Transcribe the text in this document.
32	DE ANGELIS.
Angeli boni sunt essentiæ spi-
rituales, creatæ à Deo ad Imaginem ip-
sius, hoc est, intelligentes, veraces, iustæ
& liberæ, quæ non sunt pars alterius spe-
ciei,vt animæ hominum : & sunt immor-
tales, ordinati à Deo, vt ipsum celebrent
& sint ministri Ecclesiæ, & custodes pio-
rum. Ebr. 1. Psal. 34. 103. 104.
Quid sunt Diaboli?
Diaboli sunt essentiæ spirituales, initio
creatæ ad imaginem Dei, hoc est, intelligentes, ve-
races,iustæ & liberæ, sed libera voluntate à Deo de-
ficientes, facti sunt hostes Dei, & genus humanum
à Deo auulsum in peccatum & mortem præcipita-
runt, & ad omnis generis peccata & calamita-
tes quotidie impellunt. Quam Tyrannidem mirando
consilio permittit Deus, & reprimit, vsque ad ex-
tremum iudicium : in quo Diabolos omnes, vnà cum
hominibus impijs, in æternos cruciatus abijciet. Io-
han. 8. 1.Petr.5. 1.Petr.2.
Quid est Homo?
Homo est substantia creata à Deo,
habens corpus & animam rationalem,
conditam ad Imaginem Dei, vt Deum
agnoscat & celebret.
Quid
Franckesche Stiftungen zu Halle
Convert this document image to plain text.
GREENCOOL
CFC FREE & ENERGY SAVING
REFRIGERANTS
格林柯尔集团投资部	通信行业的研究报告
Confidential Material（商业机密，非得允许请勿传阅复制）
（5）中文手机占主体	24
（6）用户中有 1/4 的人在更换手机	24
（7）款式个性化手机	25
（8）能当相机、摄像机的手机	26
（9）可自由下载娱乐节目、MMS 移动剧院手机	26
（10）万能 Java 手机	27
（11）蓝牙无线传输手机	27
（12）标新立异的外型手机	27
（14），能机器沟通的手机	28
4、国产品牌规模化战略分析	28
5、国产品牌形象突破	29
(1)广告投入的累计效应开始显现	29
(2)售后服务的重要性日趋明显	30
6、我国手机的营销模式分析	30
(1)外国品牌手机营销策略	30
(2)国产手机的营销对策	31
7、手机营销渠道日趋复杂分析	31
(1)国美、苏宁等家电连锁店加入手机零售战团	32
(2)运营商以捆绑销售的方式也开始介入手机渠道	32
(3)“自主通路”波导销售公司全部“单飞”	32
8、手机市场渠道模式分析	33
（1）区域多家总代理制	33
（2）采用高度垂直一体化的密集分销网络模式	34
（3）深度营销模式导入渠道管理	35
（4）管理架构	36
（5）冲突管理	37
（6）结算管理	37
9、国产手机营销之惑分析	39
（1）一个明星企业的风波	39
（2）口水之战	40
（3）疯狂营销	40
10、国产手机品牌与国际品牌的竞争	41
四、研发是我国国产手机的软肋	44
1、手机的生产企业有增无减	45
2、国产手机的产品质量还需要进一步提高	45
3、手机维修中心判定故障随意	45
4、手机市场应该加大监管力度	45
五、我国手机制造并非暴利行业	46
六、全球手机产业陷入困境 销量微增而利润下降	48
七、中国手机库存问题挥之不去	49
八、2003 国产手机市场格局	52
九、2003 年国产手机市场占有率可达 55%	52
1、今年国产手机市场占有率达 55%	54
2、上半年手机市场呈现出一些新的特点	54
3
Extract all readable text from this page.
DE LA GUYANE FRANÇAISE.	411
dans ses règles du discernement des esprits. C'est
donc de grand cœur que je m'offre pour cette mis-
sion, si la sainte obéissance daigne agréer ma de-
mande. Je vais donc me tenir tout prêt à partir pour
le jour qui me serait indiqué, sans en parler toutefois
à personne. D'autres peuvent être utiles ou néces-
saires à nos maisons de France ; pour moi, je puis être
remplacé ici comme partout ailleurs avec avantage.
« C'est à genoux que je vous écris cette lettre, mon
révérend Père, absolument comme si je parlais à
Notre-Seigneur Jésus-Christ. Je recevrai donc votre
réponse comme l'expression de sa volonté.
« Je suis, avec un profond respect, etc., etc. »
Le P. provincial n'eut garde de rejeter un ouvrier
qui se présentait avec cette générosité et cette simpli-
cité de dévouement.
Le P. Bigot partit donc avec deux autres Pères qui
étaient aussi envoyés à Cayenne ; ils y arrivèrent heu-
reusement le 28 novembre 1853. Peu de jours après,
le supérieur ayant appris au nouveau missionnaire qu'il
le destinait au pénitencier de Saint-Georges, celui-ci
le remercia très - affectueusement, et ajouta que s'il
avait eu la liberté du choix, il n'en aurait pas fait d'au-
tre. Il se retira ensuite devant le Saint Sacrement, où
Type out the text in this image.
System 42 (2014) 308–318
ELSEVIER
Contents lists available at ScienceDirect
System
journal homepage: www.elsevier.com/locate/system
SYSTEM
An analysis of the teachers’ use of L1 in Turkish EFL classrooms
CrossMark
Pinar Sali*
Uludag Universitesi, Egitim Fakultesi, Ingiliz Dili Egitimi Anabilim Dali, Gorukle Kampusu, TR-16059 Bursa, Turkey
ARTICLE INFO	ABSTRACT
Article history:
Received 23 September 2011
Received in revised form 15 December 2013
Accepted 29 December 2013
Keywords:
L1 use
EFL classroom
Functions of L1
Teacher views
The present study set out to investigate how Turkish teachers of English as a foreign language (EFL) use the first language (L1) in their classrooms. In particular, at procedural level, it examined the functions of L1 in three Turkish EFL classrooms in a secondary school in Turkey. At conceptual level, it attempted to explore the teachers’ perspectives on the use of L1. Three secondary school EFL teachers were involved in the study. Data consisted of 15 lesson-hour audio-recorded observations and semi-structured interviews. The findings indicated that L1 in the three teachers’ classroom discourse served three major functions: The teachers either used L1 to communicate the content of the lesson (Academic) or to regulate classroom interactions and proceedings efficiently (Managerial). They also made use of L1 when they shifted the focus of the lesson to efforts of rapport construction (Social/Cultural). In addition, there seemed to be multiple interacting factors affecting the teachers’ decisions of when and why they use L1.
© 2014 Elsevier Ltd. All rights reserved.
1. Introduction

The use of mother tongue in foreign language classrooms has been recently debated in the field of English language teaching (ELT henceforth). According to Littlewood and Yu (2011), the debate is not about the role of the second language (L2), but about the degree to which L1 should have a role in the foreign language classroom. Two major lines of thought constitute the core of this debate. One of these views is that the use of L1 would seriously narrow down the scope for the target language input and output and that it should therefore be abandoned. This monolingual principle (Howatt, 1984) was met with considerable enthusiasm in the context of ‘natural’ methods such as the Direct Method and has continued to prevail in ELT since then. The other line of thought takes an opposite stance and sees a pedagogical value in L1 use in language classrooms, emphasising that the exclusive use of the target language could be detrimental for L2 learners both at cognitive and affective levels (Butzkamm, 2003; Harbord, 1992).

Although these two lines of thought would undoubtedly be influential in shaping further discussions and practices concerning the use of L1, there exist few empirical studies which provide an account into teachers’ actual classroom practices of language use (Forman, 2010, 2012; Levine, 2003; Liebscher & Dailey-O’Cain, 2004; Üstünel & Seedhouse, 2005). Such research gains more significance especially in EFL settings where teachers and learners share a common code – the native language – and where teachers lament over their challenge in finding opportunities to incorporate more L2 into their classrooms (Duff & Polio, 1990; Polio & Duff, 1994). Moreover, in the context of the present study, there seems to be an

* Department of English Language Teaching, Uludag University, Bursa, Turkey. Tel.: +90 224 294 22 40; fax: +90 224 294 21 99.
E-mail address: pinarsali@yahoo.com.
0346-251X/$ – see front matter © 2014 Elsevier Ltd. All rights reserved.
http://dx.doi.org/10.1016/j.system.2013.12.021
----------------
Tell how many lines of the data include the word "Received", and nothing else.

2